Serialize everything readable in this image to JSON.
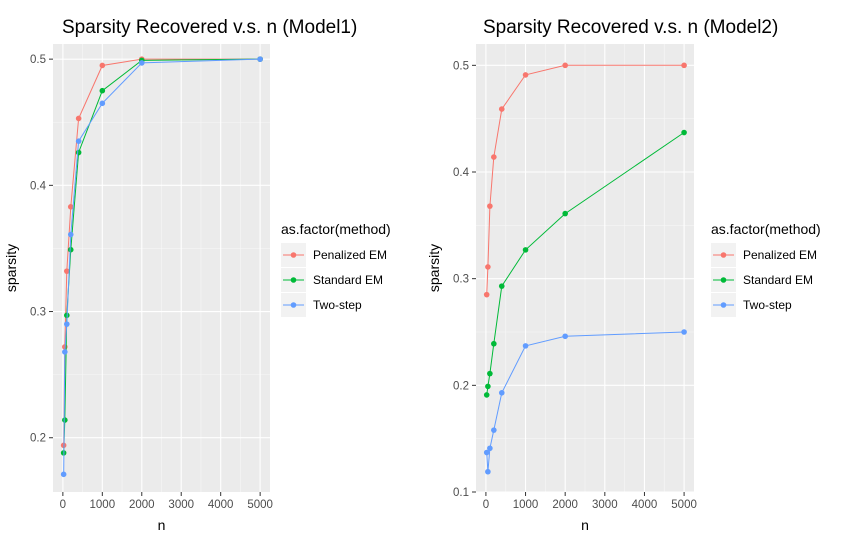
{
  "chart_data": [
    {
      "type": "line",
      "title": "Sparsity Recovered v.s. n (Model1)",
      "xlabel": "n",
      "ylabel": "sparsity",
      "xlim": [
        -250,
        5250
      ],
      "ylim": [
        0.157,
        0.512
      ],
      "x_ticks": [
        0,
        1000,
        2000,
        3000,
        4000,
        5000
      ],
      "y_ticks": [
        0.2,
        0.3,
        0.4,
        0.5
      ],
      "x_tick_labels": [
        "0",
        "1000",
        "2000",
        "3000",
        "4000",
        "5000"
      ],
      "y_tick_labels": [
        "0.2",
        "0.3",
        "0.4",
        "0.5"
      ],
      "grid": true,
      "legend_title": "as.factor(method)",
      "legend_position": "right",
      "series": [
        {
          "name": "Penalized EM",
          "color": "#F8766D",
          "x": [
            20,
            50,
            100,
            200,
            400,
            1000,
            2000,
            5000
          ],
          "y": [
            0.194,
            0.272,
            0.332,
            0.383,
            0.453,
            0.495,
            0.5,
            0.5
          ]
        },
        {
          "name": "Standard EM",
          "color": "#00BA38",
          "x": [
            20,
            50,
            100,
            200,
            400,
            1000,
            2000,
            5000
          ],
          "y": [
            0.188,
            0.214,
            0.297,
            0.349,
            0.426,
            0.475,
            0.499,
            0.5
          ]
        },
        {
          "name": "Two-step",
          "color": "#619CFF",
          "x": [
            20,
            50,
            100,
            200,
            400,
            1000,
            2000,
            5000
          ],
          "y": [
            0.171,
            0.268,
            0.29,
            0.361,
            0.435,
            0.465,
            0.497,
            0.5
          ]
        }
      ]
    },
    {
      "type": "line",
      "title": "Sparsity Recovered v.s. n (Model2)",
      "xlabel": "n",
      "ylabel": "sparsity",
      "xlim": [
        -250,
        5250
      ],
      "ylim": [
        0.1,
        0.52
      ],
      "x_ticks": [
        0,
        1000,
        2000,
        3000,
        4000,
        5000
      ],
      "y_ticks": [
        0.1,
        0.2,
        0.3,
        0.4,
        0.5
      ],
      "x_tick_labels": [
        "0",
        "1000",
        "2000",
        "3000",
        "4000",
        "5000"
      ],
      "y_tick_labels": [
        "0.1",
        "0.2",
        "0.3",
        "0.4",
        "0.5"
      ],
      "grid": true,
      "legend_title": "as.factor(method)",
      "legend_position": "right",
      "series": [
        {
          "name": "Penalized EM",
          "color": "#F8766D",
          "x": [
            20,
            50,
            100,
            200,
            400,
            1000,
            2000,
            5000
          ],
          "y": [
            0.285,
            0.311,
            0.368,
            0.414,
            0.459,
            0.491,
            0.5,
            0.5
          ]
        },
        {
          "name": "Standard EM",
          "color": "#00BA38",
          "x": [
            20,
            50,
            100,
            200,
            400,
            1000,
            2000,
            5000
          ],
          "y": [
            0.191,
            0.199,
            0.211,
            0.239,
            0.293,
            0.327,
            0.361,
            0.437
          ]
        },
        {
          "name": "Two-step",
          "color": "#619CFF",
          "x": [
            20,
            50,
            100,
            200,
            400,
            1000,
            2000,
            5000
          ],
          "y": [
            0.137,
            0.119,
            0.141,
            0.158,
            0.193,
            0.237,
            0.246,
            0.25
          ]
        }
      ]
    }
  ]
}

▶ _Instructions to follow_
Return each line of the data, keeping its wording exact and omitting pictures.

▶ _Response below_
Serialize everything readable in this image to JSON.
{
  "chart_data": [
    {
      "type": "line",
      "title": "Sparsity Recovered v.s. n (Model1)",
      "xlabel": "n",
      "ylabel": "sparsity",
      "xlim": [
        -250,
        5250
      ],
      "ylim": [
        0.157,
        0.512
      ],
      "x_ticks": [
        0,
        1000,
        2000,
        3000,
        4000,
        5000
      ],
      "y_ticks": [
        0.2,
        0.3,
        0.4,
        0.5
      ],
      "x_tick_labels": [
        "0",
        "1000",
        "2000",
        "3000",
        "4000",
        "5000"
      ],
      "y_tick_labels": [
        "0.2",
        "0.3",
        "0.4",
        "0.5"
      ],
      "grid": true,
      "legend_title": "as.factor(method)",
      "legend_position": "right",
      "series": [
        {
          "name": "Penalized EM",
          "color": "#F8766D",
          "x": [
            20,
            50,
            100,
            200,
            400,
            1000,
            2000,
            5000
          ],
          "y": [
            0.194,
            0.272,
            0.332,
            0.383,
            0.453,
            0.495,
            0.5,
            0.5
          ]
        },
        {
          "name": "Standard EM",
          "color": "#00BA38",
          "x": [
            20,
            50,
            100,
            200,
            400,
            1000,
            2000,
            5000
          ],
          "y": [
            0.188,
            0.214,
            0.297,
            0.349,
            0.426,
            0.475,
            0.499,
            0.5
          ]
        },
        {
          "name": "Two-step",
          "color": "#619CFF",
          "x": [
            20,
            50,
            100,
            200,
            400,
            1000,
            2000,
            5000
          ],
          "y": [
            0.171,
            0.268,
            0.29,
            0.361,
            0.435,
            0.465,
            0.497,
            0.5
          ]
        }
      ]
    },
    {
      "type": "line",
      "title": "Sparsity Recovered v.s. n (Model2)",
      "xlabel": "n",
      "ylabel": "sparsity",
      "xlim": [
        -250,
        5250
      ],
      "ylim": [
        0.1,
        0.52
      ],
      "x_ticks": [
        0,
        1000,
        2000,
        3000,
        4000,
        5000
      ],
      "y_ticks": [
        0.1,
        0.2,
        0.3,
        0.4,
        0.5
      ],
      "x_tick_labels": [
        "0",
        "1000",
        "2000",
        "3000",
        "4000",
        "5000"
      ],
      "y_tick_labels": [
        "0.1",
        "0.2",
        "0.3",
        "0.4",
        "0.5"
      ],
      "grid": true,
      "legend_title": "as.factor(method)",
      "legend_position": "right",
      "series": [
        {
          "name": "Penalized EM",
          "color": "#F8766D",
          "x": [
            20,
            50,
            100,
            200,
            400,
            1000,
            2000,
            5000
          ],
          "y": [
            0.285,
            0.311,
            0.368,
            0.414,
            0.459,
            0.491,
            0.5,
            0.5
          ]
        },
        {
          "name": "Standard EM",
          "color": "#00BA38",
          "x": [
            20,
            50,
            100,
            200,
            400,
            1000,
            2000,
            5000
          ],
          "y": [
            0.191,
            0.199,
            0.211,
            0.239,
            0.293,
            0.327,
            0.361,
            0.437
          ]
        },
        {
          "name": "Two-step",
          "color": "#619CFF",
          "x": [
            20,
            50,
            100,
            200,
            400,
            1000,
            2000,
            5000
          ],
          "y": [
            0.137,
            0.119,
            0.141,
            0.158,
            0.193,
            0.237,
            0.246,
            0.25
          ]
        }
      ]
    }
  ]
}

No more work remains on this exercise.